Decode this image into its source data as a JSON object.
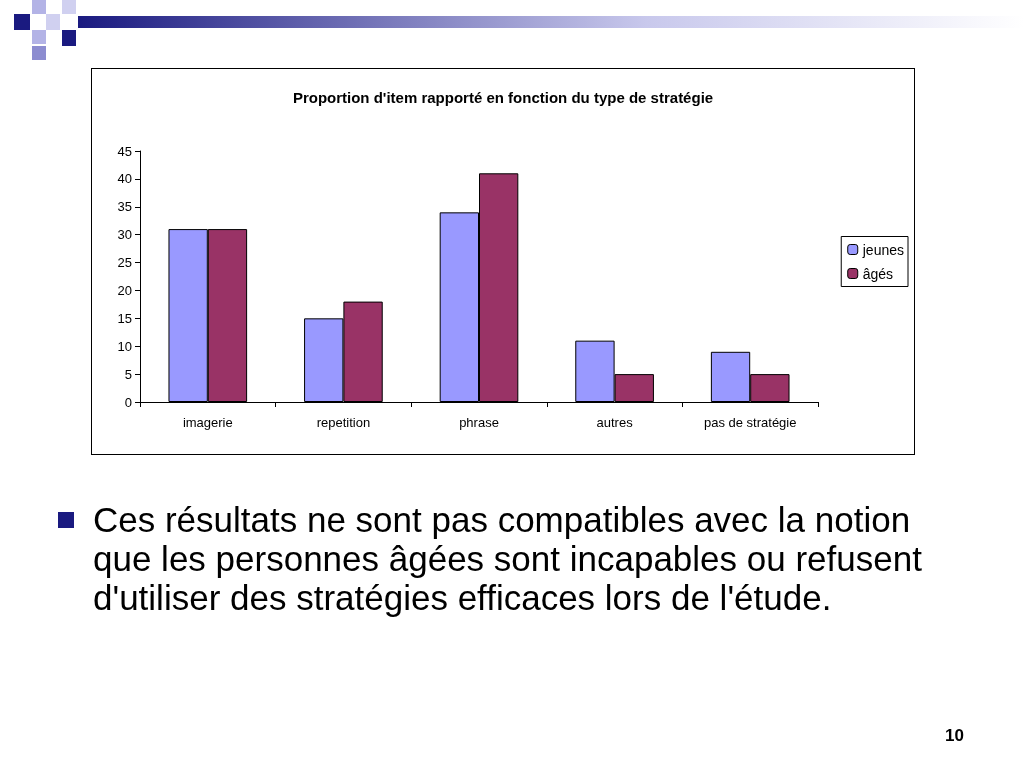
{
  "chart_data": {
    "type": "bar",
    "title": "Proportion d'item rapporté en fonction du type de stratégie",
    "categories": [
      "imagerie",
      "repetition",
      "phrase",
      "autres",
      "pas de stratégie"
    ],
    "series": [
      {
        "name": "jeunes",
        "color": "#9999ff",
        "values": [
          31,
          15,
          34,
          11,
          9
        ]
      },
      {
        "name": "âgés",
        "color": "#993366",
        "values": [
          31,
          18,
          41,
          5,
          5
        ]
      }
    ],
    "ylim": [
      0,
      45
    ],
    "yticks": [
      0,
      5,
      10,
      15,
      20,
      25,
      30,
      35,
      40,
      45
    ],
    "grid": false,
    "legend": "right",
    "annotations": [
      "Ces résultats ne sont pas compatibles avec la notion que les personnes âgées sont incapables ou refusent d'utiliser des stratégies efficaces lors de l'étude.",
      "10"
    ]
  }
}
------------
Without the pictures, restate all of the entries above verbatim.

Decode this image into its source data as a JSON object.
{
  "chart_data": {
    "type": "bar",
    "title": "Proportion d'item rapporté en fonction du type de stratégie",
    "categories": [
      "imagerie",
      "repetition",
      "phrase",
      "autres",
      "pas de stratégie"
    ],
    "series": [
      {
        "name": "jeunes",
        "color": "#9999ff",
        "values": [
          31,
          15,
          34,
          11,
          9
        ]
      },
      {
        "name": "âgés",
        "color": "#993366",
        "values": [
          31,
          18,
          41,
          5,
          5
        ]
      }
    ],
    "ylim": [
      0,
      45
    ],
    "yticks": [
      0,
      5,
      10,
      15,
      20,
      25,
      30,
      35,
      40,
      45
    ],
    "grid": false,
    "legend": "right",
    "annotations": [
      "Ces résultats ne sont pas compatibles avec la notion que les personnes âgées sont incapables ou refusent d'utiliser des stratégies efficaces lors de l'étude.",
      "10"
    ]
  }
}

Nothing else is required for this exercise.